*What you need to do:* Can you format the lines from the start of the records through the line holding "- Bar: [551, 551, 561, 563]", inclusive, as a JSON list of strings with one string per line and blank lines omitted?

(Excerpts from a layout annotation set)
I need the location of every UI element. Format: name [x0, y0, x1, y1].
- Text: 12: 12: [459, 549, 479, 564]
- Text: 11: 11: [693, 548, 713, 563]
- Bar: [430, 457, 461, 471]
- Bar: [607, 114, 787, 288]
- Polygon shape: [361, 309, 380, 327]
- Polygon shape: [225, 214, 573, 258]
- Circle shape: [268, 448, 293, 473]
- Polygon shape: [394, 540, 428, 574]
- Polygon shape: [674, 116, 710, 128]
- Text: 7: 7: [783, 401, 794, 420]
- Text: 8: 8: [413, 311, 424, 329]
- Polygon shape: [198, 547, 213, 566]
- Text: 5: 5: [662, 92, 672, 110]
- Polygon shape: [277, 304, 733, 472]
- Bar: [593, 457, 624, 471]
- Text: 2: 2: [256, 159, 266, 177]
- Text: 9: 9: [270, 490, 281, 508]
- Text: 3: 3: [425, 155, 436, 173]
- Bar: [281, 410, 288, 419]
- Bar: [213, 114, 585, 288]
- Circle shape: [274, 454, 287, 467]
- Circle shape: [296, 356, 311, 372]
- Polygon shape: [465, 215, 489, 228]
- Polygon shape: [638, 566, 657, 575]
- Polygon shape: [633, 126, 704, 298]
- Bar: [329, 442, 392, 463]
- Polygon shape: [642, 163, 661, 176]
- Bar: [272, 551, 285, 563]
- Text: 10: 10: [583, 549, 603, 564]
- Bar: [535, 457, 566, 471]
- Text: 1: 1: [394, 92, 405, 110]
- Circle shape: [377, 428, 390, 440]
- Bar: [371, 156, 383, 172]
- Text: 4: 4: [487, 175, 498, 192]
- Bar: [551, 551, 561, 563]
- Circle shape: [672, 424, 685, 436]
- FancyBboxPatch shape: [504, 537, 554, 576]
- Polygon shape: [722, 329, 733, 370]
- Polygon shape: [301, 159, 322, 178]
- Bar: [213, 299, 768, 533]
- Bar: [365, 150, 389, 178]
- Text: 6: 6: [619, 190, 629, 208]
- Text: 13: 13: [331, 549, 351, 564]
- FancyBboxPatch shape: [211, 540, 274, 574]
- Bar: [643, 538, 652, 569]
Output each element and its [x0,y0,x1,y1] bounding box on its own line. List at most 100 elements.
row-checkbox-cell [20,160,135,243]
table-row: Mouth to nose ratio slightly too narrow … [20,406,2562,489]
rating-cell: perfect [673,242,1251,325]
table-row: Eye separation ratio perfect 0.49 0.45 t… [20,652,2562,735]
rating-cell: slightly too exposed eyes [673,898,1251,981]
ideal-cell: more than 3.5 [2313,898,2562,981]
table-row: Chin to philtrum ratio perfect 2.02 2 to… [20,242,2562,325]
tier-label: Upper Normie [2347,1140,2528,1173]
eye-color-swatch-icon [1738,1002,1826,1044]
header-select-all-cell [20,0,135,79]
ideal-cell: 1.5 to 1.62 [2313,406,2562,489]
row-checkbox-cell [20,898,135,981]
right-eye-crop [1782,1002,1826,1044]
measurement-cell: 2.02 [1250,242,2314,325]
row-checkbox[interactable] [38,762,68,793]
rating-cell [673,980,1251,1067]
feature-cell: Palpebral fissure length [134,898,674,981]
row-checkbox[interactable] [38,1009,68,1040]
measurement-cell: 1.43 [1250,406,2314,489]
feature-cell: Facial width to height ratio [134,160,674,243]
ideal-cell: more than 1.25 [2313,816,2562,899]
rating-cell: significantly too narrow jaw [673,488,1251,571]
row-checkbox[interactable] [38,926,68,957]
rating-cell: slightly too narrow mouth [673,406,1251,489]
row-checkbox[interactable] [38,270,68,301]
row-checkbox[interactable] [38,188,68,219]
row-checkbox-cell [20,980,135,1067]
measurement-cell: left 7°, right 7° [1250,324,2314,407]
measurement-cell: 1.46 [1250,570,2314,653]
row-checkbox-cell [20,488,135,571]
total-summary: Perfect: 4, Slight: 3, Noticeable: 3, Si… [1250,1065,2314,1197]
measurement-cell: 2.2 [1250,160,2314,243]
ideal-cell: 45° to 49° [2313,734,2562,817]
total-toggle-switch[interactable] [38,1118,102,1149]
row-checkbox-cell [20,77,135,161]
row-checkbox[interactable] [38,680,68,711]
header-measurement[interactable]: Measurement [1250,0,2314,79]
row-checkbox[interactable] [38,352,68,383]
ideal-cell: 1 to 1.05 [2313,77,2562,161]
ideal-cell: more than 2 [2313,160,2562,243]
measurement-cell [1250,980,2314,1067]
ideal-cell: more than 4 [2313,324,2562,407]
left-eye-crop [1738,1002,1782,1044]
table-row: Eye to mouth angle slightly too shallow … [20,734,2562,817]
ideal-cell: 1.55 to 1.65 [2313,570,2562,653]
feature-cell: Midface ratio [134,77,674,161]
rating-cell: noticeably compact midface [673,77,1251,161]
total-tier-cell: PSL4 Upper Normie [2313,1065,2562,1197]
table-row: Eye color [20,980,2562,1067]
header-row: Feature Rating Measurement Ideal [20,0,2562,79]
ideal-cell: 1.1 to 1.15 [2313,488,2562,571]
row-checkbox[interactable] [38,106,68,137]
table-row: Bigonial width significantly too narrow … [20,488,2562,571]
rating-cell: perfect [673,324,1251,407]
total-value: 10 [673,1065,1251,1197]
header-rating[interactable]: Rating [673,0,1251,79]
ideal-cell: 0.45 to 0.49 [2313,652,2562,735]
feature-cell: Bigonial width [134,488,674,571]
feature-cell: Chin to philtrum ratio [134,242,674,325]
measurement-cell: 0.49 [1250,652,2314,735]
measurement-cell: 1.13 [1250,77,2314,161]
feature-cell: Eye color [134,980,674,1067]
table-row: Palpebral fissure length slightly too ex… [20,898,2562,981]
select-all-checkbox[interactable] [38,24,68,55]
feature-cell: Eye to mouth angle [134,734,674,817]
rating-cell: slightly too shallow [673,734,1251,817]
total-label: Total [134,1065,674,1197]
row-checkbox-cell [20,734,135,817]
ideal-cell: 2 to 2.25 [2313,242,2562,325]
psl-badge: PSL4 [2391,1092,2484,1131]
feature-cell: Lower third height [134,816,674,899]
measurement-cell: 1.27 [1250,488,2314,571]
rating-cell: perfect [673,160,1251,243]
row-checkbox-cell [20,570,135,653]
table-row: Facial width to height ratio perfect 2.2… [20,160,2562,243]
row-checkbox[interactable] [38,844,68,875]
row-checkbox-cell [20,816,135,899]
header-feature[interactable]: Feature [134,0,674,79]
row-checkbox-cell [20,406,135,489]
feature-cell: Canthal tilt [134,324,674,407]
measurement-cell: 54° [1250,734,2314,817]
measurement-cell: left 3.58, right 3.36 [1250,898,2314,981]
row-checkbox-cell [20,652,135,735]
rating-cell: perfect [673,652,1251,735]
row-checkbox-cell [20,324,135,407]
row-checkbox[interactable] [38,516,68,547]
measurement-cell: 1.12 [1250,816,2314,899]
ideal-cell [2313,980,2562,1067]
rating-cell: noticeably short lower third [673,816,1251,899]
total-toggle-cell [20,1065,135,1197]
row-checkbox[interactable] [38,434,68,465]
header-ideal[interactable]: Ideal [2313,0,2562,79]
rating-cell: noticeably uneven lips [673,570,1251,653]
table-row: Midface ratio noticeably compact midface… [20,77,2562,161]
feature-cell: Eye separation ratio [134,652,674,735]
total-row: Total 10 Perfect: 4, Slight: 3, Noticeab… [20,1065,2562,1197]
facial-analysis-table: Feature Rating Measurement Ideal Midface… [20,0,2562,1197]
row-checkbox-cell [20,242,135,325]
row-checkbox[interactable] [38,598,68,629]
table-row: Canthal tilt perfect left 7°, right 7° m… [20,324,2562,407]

*Answer to this exercise:*
[
  "I need the location of every UI element. Format: name [x0, y0, x1, y1].",
  "- Text: 12: 12: [459, 549, 479, 564]",
  "- Text: 11: 11: [693, 548, 713, 563]",
  "- Bar: [430, 457, 461, 471]",
  "- Bar: [607, 114, 787, 288]",
  "- Polygon shape: [361, 309, 380, 327]",
  "- Polygon shape: [225, 214, 573, 258]",
  "- Circle shape: [268, 448, 293, 473]",
  "- Polygon shape: [394, 540, 428, 574]",
  "- Polygon shape: [674, 116, 710, 128]",
  "- Text: 7: 7: [783, 401, 794, 420]",
  "- Text: 8: 8: [413, 311, 424, 329]",
  "- Polygon shape: [198, 547, 213, 566]",
  "- Text: 5: 5: [662, 92, 672, 110]",
  "- Polygon shape: [277, 304, 733, 472]",
  "- Bar: [593, 457, 624, 471]",
  "- Text: 2: 2: [256, 159, 266, 177]",
  "- Text: 9: 9: [270, 490, 281, 508]",
  "- Text: 3: 3: [425, 155, 436, 173]",
  "- Bar: [281, 410, 288, 419]",
  "- Bar: [213, 114, 585, 288]",
  "- Circle shape: [274, 454, 287, 467]",
  "- Circle shape: [296, 356, 311, 372]",
  "- Polygon shape: [465, 215, 489, 228]",
  "- Polygon shape: [638, 566, 657, 575]",
  "- Polygon shape: [633, 126, 704, 298]",
  "- Bar: [329, 442, 392, 463]",
  "- Polygon shape: [642, 163, 661, 176]",
  "- Bar: [272, 551, 285, 563]",
  "- Text: 10: 10: [583, 549, 603, 564]",
  "- Bar: [535, 457, 566, 471]",
  "- Text: 1: 1: [394, 92, 405, 110]",
  "- Circle shape: [377, 428, 390, 440]",
  "- Bar: [371, 156, 383, 172]",
  "- Text: 4: 4: [487, 175, 498, 192]",
  "- Bar: [551, 551, 561, 563]"
]